### [EXERCISE INSTRUCTIONS]
Quote all entries in full, exactly.

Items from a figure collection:
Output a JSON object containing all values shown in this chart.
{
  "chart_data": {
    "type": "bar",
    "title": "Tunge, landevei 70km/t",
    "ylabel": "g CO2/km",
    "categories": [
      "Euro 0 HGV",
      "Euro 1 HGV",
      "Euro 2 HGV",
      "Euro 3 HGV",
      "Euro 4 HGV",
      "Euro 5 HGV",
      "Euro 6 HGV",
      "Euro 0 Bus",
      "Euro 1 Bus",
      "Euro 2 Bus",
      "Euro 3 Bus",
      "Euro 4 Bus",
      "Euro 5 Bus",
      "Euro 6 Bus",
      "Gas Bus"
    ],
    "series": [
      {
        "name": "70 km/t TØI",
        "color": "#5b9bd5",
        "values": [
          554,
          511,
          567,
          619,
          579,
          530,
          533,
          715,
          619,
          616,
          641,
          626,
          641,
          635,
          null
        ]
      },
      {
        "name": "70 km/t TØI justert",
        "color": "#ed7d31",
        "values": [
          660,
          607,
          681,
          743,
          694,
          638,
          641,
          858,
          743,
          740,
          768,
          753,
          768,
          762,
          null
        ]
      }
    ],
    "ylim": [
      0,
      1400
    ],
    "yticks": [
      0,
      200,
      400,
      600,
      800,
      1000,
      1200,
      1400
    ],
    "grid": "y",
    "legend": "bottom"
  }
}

### [CORRECT RESULT]
Output a JSON object containing all values shown in this chart.
{
  "chart_data": {
    "type": "bar",
    "title": "Tunge, landevei 70km/t",
    "ylabel": "g CO2/km",
    "categories": [
      "Euro 0 HGV",
      "Euro 1 HGV",
      "Euro 2 HGV",
      "Euro 3 HGV",
      "Euro 4 HGV",
      "Euro 5 HGV",
      "Euro 6 HGV",
      "Euro 0 Bus",
      "Euro 1 Bus",
      "Euro 2 Bus",
      "Euro 3 Bus",
      "Euro 4 Bus",
      "Euro 5 Bus",
      "Euro 6 Bus",
      "Gas Bus"
    ],
    "series": [
      {
        "name": "70 km/t TØI",
        "color": "#5b9bd5",
        "values": [
          554,
          511,
          567,
          619,
          579,
          530,
          533,
          715,
          619,
          616,
          641,
          626,
          641,
          635,
          null
        ]
      },
      {
        "name": "70 km/t TØI justert",
        "color": "#ed7d31",
        "values": [
          660,
          607,
          681,
          743,
          694,
          638,
          641,
          858,
          743,
          740,
          768,
          753,
          768,
          762,
          null
        ]
      }
    ],
    "ylim": [
      0,
      1400
    ],
    "yticks": [
      0,
      200,
      400,
      600,
      800,
      1000,
      1200,
      1400
    ],
    "grid": "y",
    "legend": "bottom"
  }
}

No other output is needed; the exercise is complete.